**Request**:
Transcribe, word for word, the line containing "Read this page and output its text content." and each line following it through the end of the listing below. Omit all other lines.

Data records:
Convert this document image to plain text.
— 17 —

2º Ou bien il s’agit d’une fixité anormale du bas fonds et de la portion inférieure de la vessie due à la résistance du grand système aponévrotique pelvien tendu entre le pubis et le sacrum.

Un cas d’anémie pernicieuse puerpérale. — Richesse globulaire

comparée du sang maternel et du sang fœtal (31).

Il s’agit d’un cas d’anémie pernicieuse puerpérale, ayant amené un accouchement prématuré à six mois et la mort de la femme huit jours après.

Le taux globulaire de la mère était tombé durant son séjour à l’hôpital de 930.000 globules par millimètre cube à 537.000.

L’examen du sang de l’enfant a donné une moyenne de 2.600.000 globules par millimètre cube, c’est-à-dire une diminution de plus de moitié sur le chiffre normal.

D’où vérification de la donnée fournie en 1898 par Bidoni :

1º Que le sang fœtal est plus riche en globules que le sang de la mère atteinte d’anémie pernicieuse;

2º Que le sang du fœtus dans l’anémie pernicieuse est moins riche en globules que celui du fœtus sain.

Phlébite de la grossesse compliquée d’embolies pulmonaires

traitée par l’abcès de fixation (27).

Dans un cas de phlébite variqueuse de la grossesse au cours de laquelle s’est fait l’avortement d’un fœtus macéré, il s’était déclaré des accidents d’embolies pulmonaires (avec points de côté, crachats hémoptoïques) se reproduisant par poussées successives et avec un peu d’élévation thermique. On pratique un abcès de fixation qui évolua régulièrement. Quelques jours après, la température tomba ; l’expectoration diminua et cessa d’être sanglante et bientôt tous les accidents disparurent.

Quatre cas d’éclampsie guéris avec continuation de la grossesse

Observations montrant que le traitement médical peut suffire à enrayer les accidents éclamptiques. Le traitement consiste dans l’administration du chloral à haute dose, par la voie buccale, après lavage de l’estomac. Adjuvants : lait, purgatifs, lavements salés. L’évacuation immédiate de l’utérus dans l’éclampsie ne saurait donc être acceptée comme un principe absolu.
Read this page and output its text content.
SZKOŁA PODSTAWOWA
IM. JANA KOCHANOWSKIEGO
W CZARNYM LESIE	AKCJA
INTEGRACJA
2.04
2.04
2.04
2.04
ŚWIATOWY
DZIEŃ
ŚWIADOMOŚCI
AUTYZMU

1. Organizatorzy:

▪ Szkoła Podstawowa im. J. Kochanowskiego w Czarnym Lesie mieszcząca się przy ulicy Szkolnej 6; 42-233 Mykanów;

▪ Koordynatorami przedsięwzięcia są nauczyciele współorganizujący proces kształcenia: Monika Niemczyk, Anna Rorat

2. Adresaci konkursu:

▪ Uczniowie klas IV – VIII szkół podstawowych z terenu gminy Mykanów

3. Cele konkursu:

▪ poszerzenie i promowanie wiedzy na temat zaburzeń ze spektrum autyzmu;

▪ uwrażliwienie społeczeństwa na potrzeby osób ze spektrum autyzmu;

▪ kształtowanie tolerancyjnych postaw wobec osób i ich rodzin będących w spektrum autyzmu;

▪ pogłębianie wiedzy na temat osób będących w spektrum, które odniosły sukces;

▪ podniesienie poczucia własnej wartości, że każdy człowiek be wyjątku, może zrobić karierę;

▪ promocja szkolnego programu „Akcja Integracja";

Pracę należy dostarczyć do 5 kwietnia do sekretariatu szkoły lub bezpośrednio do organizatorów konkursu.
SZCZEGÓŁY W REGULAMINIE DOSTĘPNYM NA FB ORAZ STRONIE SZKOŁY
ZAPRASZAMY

**Exercise response**:
Read this page and output its text content.
SZKOŁA PODSTAWOWA
IM. JANA KOCHANOWSKIEGO
W CZARNYM LESIE	AKCJA
INTEGRACJA
2.04
2.04
2.04
2.04
ŚWIATOWY
DZIEŃ
ŚWIADOMOŚCI
AUTYZMU

1. Organizatorzy:

▪ Szkoła Podstawowa im. J. Kochanowskiego w Czarnym Lesie mieszcząca się przy ulicy Szkolnej 6; 42-233 Mykanów;

▪ Koordynatorami przedsięwzięcia są nauczyciele współorganizujący proces kształcenia: Monika Niemczyk, Anna Rorat

2. Adresaci konkursu:

▪ Uczniowie klas IV – VIII szkół podstawowych z terenu gminy Mykanów

3. Cele konkursu:

▪ poszerzenie i promowanie wiedzy na temat zaburzeń ze spektrum autyzmu;

▪ uwrażliwienie społeczeństwa na potrzeby osób ze spektrum autyzmu;

▪ kształtowanie tolerancyjnych postaw wobec osób i ich rodzin będących w spektrum autyzmu;

▪ pogłębianie wiedzy na temat osób będących w spektrum, które odniosły sukces;

▪ podniesienie poczucia własnej wartości, że każdy człowiek be wyjątku, może zrobić karierę;

▪ promocja szkolnego programu „Akcja Integracja";

Pracę należy dostarczyć do 5 kwietnia do sekretariatu szkoły lub bezpośrednio do organizatorów konkursu.
SZCZEGÓŁY W REGULAMINIE DOSTĘPNYM NA FB ORAZ STRONIE SZKOŁY
ZAPRASZAMY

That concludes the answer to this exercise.